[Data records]
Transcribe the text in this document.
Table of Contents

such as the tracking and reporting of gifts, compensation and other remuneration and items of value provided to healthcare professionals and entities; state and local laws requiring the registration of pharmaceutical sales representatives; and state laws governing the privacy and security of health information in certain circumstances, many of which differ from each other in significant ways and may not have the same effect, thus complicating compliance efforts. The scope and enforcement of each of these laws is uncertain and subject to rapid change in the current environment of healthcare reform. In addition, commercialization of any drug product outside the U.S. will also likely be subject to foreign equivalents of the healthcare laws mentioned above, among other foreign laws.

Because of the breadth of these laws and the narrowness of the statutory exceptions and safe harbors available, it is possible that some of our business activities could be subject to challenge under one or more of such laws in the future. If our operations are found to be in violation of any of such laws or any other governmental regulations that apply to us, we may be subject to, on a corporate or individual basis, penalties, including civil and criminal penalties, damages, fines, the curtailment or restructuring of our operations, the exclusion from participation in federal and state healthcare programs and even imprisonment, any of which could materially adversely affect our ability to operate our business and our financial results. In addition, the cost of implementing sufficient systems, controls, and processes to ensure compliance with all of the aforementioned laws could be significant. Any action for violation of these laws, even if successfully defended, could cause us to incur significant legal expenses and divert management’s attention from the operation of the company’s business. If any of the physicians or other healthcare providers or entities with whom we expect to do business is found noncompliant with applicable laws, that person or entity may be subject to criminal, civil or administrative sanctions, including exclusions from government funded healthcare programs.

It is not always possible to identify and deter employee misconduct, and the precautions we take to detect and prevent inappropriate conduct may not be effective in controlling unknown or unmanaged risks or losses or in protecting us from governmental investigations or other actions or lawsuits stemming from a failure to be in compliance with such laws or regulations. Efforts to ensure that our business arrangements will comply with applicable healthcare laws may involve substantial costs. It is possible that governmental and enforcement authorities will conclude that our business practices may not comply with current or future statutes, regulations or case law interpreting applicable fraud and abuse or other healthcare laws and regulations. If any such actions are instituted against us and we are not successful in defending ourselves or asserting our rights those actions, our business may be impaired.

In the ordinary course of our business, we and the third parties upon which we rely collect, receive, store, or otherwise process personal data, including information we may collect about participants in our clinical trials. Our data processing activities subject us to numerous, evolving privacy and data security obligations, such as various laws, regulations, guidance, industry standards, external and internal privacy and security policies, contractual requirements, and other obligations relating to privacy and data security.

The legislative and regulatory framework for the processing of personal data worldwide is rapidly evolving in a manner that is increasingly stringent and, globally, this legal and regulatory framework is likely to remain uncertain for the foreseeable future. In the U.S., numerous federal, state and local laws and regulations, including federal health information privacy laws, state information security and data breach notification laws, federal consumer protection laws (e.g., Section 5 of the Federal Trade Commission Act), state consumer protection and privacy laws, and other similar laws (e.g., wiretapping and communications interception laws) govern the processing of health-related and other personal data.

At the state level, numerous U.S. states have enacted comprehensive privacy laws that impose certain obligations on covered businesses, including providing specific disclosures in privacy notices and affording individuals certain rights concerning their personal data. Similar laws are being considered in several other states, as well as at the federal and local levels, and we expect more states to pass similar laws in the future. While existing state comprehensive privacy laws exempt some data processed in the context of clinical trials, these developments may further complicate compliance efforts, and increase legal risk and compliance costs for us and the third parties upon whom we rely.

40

- [TASK TO COMPLETE]:
Reproduce the full listing word for word.

- [FINAL RESULT]:
Transcribe the text in this document.
Table of Contents

such as the tracking and reporting of gifts, compensation and other remuneration and items of value provided to healthcare professionals and entities; state and local laws requiring the registration of pharmaceutical sales representatives; and state laws governing the privacy and security of health information in certain circumstances, many of which differ from each other in significant ways and may not have the same effect, thus complicating compliance efforts. The scope and enforcement of each of these laws is uncertain and subject to rapid change in the current environment of healthcare reform. In addition, commercialization of any drug product outside the U.S. will also likely be subject to foreign equivalents of the healthcare laws mentioned above, among other foreign laws.

Because of the breadth of these laws and the narrowness of the statutory exceptions and safe harbors available, it is possible that some of our business activities could be subject to challenge under one or more of such laws in the future. If our operations are found to be in violation of any of such laws or any other governmental regulations that apply to us, we may be subject to, on a corporate or individual basis, penalties, including civil and criminal penalties, damages, fines, the curtailment or restructuring of our operations, the exclusion from participation in federal and state healthcare programs and even imprisonment, any of which could materially adversely affect our ability to operate our business and our financial results. In addition, the cost of implementing sufficient systems, controls, and processes to ensure compliance with all of the aforementioned laws could be significant. Any action for violation of these laws, even if successfully defended, could cause us to incur significant legal expenses and divert management’s attention from the operation of the company’s business. If any of the physicians or other healthcare providers or entities with whom we expect to do business is found noncompliant with applicable laws, that person or entity may be subject to criminal, civil or administrative sanctions, including exclusions from government funded healthcare programs.

It is not always possible to identify and deter employee misconduct, and the precautions we take to detect and prevent inappropriate conduct may not be effective in controlling unknown or unmanaged risks or losses or in protecting us from governmental investigations or other actions or lawsuits stemming from a failure to be in compliance with such laws or regulations. Efforts to ensure that our business arrangements will comply with applicable healthcare laws may involve substantial costs. It is possible that governmental and enforcement authorities will conclude that our business practices may not comply with current or future statutes, regulations or case law interpreting applicable fraud and abuse or other healthcare laws and regulations. If any such actions are instituted against us and we are not successful in defending ourselves or asserting our rights those actions, our business may be impaired.

In the ordinary course of our business, we and the third parties upon which we rely collect, receive, store, or otherwise process personal data, including information we may collect about participants in our clinical trials. Our data processing activities subject us to numerous, evolving privacy and data security obligations, such as various laws, regulations, guidance, industry standards, external and internal privacy and security policies, contractual requirements, and other obligations relating to privacy and data security.

The legislative and regulatory framework for the processing of personal data worldwide is rapidly evolving in a manner that is increasingly stringent and, globally, this legal and regulatory framework is likely to remain uncertain for the foreseeable future. In the U.S., numerous federal, state and local laws and regulations, including federal health information privacy laws, state information security and data breach notification laws, federal consumer protection laws (e.g., Section 5 of the Federal Trade Commission Act), state consumer protection and privacy laws, and other similar laws (e.g., wiretapping and communications interception laws) govern the processing of health-related and other personal data.

At the state level, numerous U.S. states have enacted comprehensive privacy laws that impose certain obligations on covered businesses, including providing specific disclosures in privacy notices and affording individuals certain rights concerning their personal data. Similar laws are being considered in several other states, as well as at the federal and local levels, and we expect more states to pass similar laws in the future. While existing state comprehensive privacy laws exempt some data processed in the context of clinical trials, these developments may further complicate compliance efforts, and increase legal risk and compliance costs for us and the third parties upon whom we rely.

40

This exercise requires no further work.